- _What needs to be done_: Look through the data and write out every line with the word "أرباب" in it.

[BEGIN]

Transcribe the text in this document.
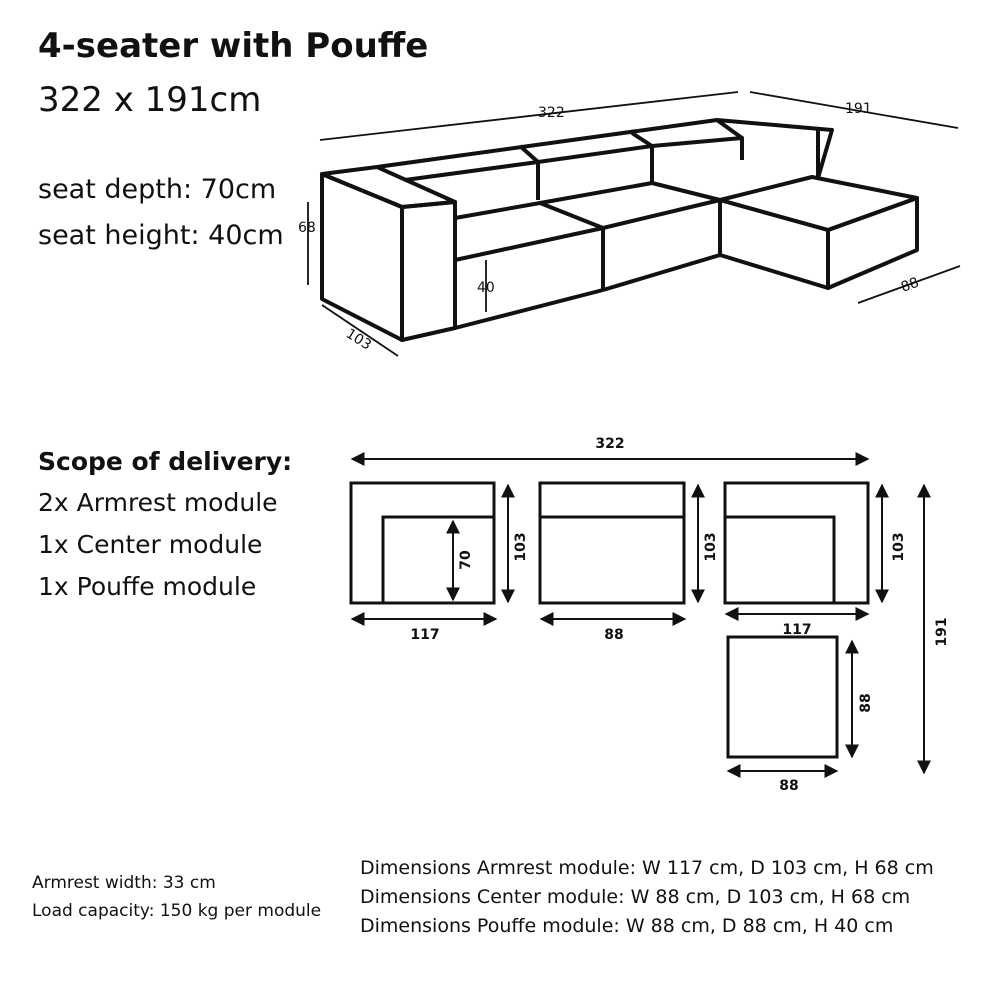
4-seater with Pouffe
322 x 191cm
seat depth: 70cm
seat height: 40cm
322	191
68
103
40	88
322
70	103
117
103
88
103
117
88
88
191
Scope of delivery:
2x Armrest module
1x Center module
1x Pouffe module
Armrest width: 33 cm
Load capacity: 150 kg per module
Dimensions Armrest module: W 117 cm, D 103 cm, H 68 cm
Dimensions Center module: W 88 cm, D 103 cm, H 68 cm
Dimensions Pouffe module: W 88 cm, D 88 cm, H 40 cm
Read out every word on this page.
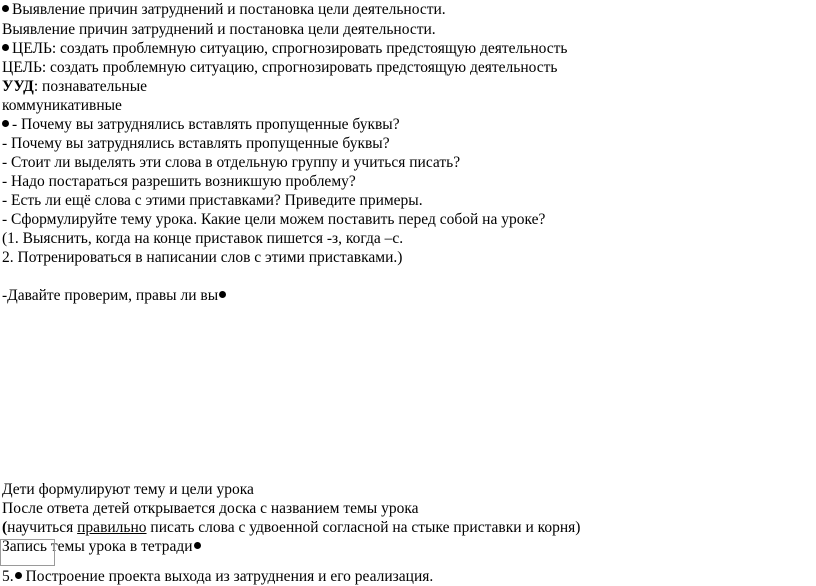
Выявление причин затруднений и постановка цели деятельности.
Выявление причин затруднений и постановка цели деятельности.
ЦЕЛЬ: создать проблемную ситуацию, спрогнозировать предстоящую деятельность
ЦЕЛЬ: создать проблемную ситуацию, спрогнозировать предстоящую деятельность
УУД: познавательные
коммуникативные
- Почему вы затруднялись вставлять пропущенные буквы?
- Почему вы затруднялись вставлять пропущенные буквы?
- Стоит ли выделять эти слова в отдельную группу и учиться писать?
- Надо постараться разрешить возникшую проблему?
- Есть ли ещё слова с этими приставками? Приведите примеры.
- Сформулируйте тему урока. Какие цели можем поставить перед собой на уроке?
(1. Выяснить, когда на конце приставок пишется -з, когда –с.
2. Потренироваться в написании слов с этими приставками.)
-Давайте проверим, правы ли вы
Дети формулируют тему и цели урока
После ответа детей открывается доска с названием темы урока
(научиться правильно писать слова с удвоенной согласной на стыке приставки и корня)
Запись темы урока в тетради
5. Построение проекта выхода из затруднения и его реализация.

[END]
[BEGIN]

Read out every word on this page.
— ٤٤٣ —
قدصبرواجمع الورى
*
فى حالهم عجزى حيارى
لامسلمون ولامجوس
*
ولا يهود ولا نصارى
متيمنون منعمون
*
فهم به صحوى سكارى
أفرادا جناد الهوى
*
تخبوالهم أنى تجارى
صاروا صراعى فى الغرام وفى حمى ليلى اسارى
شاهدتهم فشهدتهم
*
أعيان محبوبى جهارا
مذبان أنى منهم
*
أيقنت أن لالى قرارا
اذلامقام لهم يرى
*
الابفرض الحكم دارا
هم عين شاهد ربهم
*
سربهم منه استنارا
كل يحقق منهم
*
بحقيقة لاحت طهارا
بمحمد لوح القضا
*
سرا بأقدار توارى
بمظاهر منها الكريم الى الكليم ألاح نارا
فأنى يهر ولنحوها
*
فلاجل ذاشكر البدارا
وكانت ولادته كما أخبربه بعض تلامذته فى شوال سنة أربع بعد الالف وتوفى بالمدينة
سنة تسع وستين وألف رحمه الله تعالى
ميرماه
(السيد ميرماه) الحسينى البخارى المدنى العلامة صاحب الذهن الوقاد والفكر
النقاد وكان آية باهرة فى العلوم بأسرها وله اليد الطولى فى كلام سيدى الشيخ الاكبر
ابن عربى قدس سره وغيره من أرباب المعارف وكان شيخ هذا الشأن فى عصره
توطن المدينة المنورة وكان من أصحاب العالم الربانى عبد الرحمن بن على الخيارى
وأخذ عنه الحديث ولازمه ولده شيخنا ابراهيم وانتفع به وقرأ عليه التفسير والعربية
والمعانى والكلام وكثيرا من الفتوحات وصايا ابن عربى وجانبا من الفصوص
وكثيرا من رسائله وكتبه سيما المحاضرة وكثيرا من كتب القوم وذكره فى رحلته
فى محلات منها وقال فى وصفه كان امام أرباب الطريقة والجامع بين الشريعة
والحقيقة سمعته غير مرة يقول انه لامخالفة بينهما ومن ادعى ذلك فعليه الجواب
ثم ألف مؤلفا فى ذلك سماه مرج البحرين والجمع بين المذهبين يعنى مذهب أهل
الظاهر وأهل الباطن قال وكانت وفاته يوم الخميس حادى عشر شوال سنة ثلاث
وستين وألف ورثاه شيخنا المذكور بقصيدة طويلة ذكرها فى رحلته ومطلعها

[END]
[BEGIN]

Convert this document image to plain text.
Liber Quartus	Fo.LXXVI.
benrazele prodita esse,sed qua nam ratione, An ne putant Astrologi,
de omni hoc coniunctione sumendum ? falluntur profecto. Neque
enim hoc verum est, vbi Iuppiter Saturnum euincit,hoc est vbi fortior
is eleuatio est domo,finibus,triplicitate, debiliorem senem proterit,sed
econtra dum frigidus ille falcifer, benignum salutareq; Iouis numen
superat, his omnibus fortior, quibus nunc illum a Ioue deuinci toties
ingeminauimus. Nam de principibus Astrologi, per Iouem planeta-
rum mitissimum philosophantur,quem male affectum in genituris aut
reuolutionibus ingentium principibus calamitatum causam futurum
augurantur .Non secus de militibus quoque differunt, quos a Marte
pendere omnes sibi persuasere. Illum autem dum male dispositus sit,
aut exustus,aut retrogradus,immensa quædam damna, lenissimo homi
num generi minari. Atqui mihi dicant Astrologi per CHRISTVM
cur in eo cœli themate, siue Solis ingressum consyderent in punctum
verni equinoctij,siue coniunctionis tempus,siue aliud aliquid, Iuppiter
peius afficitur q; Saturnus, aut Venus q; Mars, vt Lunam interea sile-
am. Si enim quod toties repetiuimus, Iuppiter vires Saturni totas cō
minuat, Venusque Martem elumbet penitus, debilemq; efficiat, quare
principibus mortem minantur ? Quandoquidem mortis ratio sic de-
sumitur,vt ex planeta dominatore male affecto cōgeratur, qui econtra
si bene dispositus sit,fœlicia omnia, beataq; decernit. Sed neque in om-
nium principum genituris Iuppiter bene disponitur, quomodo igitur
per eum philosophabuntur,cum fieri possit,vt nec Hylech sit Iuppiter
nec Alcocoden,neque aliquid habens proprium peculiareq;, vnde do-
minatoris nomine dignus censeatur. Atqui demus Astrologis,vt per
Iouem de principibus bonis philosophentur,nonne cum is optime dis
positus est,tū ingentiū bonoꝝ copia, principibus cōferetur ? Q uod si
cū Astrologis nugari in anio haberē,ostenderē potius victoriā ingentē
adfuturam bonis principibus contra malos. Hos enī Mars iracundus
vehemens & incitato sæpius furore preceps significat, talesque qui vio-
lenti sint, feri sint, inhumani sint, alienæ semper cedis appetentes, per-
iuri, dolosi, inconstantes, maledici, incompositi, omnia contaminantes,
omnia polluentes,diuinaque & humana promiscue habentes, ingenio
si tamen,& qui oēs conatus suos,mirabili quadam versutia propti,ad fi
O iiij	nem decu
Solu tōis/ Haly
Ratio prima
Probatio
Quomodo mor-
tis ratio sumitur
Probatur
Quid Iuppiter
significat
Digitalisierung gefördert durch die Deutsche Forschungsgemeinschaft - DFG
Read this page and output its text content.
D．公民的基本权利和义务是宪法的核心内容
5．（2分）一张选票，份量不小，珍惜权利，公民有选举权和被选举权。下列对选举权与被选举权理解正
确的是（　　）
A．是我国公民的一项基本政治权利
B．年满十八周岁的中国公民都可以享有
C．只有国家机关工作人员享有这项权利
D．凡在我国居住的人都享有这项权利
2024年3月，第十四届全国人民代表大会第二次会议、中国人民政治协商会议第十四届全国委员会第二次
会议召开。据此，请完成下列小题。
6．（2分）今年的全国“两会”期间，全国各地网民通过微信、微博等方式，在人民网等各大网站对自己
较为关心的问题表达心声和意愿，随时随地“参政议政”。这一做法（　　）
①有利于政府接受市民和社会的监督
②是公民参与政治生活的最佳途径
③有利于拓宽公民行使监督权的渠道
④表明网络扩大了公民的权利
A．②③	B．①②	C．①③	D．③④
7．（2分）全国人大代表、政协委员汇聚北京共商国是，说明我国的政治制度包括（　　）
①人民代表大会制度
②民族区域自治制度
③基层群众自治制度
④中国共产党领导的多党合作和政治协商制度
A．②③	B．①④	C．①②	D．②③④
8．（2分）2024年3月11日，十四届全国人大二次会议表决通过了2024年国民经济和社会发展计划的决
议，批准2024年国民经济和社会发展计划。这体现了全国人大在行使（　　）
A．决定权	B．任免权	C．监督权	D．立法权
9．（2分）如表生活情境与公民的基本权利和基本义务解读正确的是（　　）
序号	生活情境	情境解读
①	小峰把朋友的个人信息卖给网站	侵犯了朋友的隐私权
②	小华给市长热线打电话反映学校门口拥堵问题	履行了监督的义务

[END]

- _Worked solution_:
ابن عربى قدس سره وغيره من أرباب المعارف وكان شيخ هذا الشأن فى عصره
فى محلات منها وقال فى وصفه كان امام أرباب الطريقة والجامع بين الشريعة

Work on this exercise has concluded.